■ **STATED PROBLEM**
Across the listing below, count the lines that mention the string "Width". Reply with the figure only.

■ **DATA**
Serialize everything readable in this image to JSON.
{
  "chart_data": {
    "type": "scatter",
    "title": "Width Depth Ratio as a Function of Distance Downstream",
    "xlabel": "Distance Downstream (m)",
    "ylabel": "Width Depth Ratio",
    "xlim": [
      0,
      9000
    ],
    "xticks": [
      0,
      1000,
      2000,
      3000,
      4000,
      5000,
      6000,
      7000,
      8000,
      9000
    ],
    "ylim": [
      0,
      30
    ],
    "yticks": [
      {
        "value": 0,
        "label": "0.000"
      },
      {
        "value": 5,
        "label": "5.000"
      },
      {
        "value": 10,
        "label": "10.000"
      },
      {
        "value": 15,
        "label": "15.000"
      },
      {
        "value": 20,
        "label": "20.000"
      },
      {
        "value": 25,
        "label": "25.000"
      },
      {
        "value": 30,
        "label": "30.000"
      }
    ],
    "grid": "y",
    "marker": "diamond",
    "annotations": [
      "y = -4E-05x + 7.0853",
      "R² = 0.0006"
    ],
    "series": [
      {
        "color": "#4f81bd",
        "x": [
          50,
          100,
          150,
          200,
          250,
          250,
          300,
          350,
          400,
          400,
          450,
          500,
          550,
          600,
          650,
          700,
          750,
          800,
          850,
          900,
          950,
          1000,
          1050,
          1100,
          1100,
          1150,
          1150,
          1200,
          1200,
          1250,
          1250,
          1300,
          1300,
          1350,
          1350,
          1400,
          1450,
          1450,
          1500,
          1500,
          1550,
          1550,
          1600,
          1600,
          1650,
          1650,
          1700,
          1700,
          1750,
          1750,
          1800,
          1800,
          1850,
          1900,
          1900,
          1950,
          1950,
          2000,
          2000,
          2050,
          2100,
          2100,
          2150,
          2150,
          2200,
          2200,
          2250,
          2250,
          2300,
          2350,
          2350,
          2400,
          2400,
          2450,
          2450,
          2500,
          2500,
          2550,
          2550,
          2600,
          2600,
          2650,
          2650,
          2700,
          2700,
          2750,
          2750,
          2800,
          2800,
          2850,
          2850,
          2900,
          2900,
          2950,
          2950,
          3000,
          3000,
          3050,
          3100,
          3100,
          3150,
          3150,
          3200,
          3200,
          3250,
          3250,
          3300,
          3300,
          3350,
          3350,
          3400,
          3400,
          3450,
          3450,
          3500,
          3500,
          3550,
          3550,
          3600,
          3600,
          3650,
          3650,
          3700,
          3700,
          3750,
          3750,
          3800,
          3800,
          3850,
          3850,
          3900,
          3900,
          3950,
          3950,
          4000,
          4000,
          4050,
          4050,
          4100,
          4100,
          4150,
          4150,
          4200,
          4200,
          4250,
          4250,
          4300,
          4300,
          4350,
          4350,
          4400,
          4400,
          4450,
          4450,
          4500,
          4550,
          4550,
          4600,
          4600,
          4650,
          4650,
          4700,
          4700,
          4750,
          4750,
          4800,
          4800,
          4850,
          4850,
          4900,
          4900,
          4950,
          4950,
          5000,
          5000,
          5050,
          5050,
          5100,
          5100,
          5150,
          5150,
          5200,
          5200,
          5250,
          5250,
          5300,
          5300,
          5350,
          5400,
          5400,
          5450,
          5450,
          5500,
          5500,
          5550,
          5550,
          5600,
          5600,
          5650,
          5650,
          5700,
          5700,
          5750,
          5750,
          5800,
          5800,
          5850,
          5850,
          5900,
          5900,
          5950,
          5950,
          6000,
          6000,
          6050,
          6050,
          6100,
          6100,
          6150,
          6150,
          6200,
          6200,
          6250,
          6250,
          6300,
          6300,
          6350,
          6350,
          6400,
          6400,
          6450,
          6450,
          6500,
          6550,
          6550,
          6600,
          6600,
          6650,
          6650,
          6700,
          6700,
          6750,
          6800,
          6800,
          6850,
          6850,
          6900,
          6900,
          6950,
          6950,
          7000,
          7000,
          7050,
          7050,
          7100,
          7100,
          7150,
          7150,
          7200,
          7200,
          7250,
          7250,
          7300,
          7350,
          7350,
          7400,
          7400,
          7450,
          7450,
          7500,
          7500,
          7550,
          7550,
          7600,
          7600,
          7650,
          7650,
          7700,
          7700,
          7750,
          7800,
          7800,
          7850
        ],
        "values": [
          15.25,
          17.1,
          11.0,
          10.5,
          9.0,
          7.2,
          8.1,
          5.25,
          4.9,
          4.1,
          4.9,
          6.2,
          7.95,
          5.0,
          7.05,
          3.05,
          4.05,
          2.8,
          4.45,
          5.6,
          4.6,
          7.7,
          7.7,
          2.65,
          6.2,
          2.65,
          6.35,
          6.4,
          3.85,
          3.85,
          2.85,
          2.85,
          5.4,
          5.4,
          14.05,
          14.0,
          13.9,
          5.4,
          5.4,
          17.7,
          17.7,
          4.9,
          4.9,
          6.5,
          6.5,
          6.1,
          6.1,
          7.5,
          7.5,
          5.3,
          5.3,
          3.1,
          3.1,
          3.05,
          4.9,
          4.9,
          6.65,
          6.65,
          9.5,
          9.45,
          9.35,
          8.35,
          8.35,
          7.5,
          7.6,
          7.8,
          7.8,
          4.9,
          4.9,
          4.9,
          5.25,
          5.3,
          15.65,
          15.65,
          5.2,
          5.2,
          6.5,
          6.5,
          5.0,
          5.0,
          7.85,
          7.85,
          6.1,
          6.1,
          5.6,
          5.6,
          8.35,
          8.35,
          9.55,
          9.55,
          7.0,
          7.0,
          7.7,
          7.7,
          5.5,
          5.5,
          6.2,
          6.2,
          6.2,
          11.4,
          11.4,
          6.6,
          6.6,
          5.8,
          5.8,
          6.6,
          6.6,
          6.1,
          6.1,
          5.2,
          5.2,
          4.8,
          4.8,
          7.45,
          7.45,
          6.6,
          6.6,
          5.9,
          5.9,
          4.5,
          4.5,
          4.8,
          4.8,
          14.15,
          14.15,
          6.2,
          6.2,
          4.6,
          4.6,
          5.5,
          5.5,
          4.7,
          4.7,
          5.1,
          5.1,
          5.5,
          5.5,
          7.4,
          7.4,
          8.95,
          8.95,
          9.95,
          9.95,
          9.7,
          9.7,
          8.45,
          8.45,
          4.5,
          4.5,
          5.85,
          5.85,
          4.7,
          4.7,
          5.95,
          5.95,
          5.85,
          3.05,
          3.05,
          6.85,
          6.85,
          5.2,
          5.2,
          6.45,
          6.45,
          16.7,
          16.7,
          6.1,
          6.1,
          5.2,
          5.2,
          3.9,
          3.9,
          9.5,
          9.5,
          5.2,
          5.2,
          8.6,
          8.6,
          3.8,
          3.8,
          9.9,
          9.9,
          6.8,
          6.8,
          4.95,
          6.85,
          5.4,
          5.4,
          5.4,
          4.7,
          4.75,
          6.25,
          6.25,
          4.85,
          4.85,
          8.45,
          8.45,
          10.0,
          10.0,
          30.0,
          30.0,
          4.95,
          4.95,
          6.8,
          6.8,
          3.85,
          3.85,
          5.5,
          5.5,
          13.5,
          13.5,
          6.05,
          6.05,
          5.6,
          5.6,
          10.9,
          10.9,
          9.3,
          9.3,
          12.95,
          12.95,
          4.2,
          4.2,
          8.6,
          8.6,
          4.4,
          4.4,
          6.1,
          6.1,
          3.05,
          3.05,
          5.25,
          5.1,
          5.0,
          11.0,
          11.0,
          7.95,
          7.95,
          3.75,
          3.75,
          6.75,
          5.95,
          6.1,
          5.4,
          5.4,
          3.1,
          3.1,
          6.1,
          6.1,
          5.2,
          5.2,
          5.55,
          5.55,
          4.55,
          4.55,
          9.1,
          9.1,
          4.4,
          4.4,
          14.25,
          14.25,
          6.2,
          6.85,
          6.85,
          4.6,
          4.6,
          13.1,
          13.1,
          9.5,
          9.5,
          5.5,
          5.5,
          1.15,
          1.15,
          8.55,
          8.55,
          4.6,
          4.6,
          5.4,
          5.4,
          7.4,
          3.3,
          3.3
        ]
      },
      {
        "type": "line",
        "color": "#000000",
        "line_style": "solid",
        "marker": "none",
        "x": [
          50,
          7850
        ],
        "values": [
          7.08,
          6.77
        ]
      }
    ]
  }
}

■ **EXERCISE OUTPUT**
2